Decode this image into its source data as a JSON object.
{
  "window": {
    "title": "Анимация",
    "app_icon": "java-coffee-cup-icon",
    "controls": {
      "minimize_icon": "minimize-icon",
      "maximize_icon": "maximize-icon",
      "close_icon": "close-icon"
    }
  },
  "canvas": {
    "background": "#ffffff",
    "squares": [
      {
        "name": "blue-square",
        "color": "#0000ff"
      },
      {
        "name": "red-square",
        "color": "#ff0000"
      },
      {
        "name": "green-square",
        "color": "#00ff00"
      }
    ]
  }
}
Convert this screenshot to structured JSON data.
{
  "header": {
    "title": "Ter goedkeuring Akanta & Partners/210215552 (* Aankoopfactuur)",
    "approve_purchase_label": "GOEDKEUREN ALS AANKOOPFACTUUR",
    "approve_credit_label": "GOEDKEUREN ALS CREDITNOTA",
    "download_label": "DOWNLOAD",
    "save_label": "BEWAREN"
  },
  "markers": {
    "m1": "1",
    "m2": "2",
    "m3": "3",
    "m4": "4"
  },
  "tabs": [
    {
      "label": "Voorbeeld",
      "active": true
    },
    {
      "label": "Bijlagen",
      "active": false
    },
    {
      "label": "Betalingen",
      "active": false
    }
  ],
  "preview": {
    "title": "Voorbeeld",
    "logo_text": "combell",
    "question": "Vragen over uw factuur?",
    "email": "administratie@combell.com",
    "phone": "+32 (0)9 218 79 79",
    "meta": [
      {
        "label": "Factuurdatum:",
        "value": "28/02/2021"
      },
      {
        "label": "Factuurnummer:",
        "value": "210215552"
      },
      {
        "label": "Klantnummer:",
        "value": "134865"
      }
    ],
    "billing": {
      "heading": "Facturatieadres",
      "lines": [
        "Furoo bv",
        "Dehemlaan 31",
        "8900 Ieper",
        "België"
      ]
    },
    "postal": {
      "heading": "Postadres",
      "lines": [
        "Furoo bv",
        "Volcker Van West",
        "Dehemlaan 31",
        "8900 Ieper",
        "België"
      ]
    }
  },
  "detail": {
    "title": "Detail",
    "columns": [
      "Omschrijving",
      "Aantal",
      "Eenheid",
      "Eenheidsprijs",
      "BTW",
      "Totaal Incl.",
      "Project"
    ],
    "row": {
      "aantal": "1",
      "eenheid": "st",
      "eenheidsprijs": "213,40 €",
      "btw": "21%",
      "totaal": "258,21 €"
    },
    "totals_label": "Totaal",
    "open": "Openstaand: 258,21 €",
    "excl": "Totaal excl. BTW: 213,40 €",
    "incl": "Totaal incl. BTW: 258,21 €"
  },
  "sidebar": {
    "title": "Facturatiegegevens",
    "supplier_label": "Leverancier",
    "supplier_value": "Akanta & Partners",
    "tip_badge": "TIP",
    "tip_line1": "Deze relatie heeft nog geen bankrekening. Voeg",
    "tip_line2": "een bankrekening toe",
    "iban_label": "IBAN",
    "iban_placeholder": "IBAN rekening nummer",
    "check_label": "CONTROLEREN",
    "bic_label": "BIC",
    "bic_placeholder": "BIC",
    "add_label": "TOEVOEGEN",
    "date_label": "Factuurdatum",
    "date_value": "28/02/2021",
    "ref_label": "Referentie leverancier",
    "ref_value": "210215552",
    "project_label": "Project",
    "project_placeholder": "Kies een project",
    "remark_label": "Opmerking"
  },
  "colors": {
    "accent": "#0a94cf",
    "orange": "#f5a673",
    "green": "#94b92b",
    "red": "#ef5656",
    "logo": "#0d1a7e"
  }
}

|---|

**Task statement:**
Copy the material above back out, exactly as written.

**Response:**
Decode this image into its source data as a JSON object.
{
  "window": {
    "title": "Анимация",
    "app_icon": "java-coffee-cup-icon",
    "controls": {
      "minimize_icon": "minimize-icon",
      "maximize_icon": "maximize-icon",
      "close_icon": "close-icon"
    }
  },
  "canvas": {
    "background": "#ffffff",
    "squares": [
      {
        "name": "blue-square",
        "color": "#0000ff"
      },
      {
        "name": "red-square",
        "color": "#ff0000"
      },
      {
        "name": "green-square",
        "color": "#00ff00"
      }
    ]
  }
}
Convert this screenshot to structured JSON data.
{
  "header": {
    "title": "Ter goedkeuring Akanta & Partners/210215552 (* Aankoopfactuur)",
    "approve_purchase_label": "GOEDKEUREN ALS AANKOOPFACTUUR",
    "approve_credit_label": "GOEDKEUREN ALS CREDITNOTA",
    "download_label": "DOWNLOAD",
    "save_label": "BEWAREN"
  },
  "markers": {
    "m1": "1",
    "m2": "2",
    "m3": "3",
    "m4": "4"
  },
  "tabs": [
    {
      "label": "Voorbeeld",
      "active": true
    },
    {
      "label": "Bijlagen",
      "active": false
    },
    {
      "label": "Betalingen",
      "active": false
    }
  ],
  "preview": {
    "title": "Voorbeeld",
    "logo_text": "combell",
    "question": "Vragen over uw factuur?",
    "email": "administratie@combell.com",
    "phone": "+32 (0)9 218 79 79",
    "meta": [
      {
        "label": "Factuurdatum:",
        "value": "28/02/2021"
      },
      {
        "label": "Factuurnummer:",
        "value": "210215552"
      },
      {
        "label": "Klantnummer:",
        "value": "134865"
      }
    ],
    "billing": {
      "heading": "Facturatieadres",
      "lines": [
        "Furoo bv",
        "Dehemlaan 31",
        "8900 Ieper",
        "België"
      ]
    },
    "postal": {
      "heading": "Postadres",
      "lines": [
        "Furoo bv",
        "Volcker Van West",
        "Dehemlaan 31",
        "8900 Ieper",
        "België"
      ]
    }
  },
  "detail": {
    "title": "Detail",
    "columns": [
      "Omschrijving",
      "Aantal",
      "Eenheid",
      "Eenheidsprijs",
      "BTW",
      "Totaal Incl.",
      "Project"
    ],
    "row": {
      "aantal": "1",
      "eenheid": "st",
      "eenheidsprijs": "213,40 €",
      "btw": "21%",
      "totaal": "258,21 €"
    },
    "totals_label": "Totaal",
    "open": "Openstaand: 258,21 €",
    "excl": "Totaal excl. BTW: 213,40 €",
    "incl": "Totaal incl. BTW: 258,21 €"
  },
  "sidebar": {
    "title": "Facturatiegegevens",
    "supplier_label": "Leverancier",
    "supplier_value": "Akanta & Partners",
    "tip_badge": "TIP",
    "tip_line1": "Deze relatie heeft nog geen bankrekening. Voeg",
    "tip_line2": "een bankrekening toe",
    "iban_label": "IBAN",
    "iban_placeholder": "IBAN rekening nummer",
    "check_label": "CONTROLEREN",
    "bic_label": "BIC",
    "bic_placeholder": "BIC",
    "add_label": "TOEVOEGEN",
    "date_label": "Factuurdatum",
    "date_value": "28/02/2021",
    "ref_label": "Referentie leverancier",
    "ref_value": "210215552",
    "project_label": "Project",
    "project_placeholder": "Kies een project",
    "remark_label": "Opmerking"
  },
  "colors": {
    "accent": "#0a94cf",
    "orange": "#f5a673",
    "green": "#94b92b",
    "red": "#ef5656",
    "logo": "#0d1a7e"
  }
}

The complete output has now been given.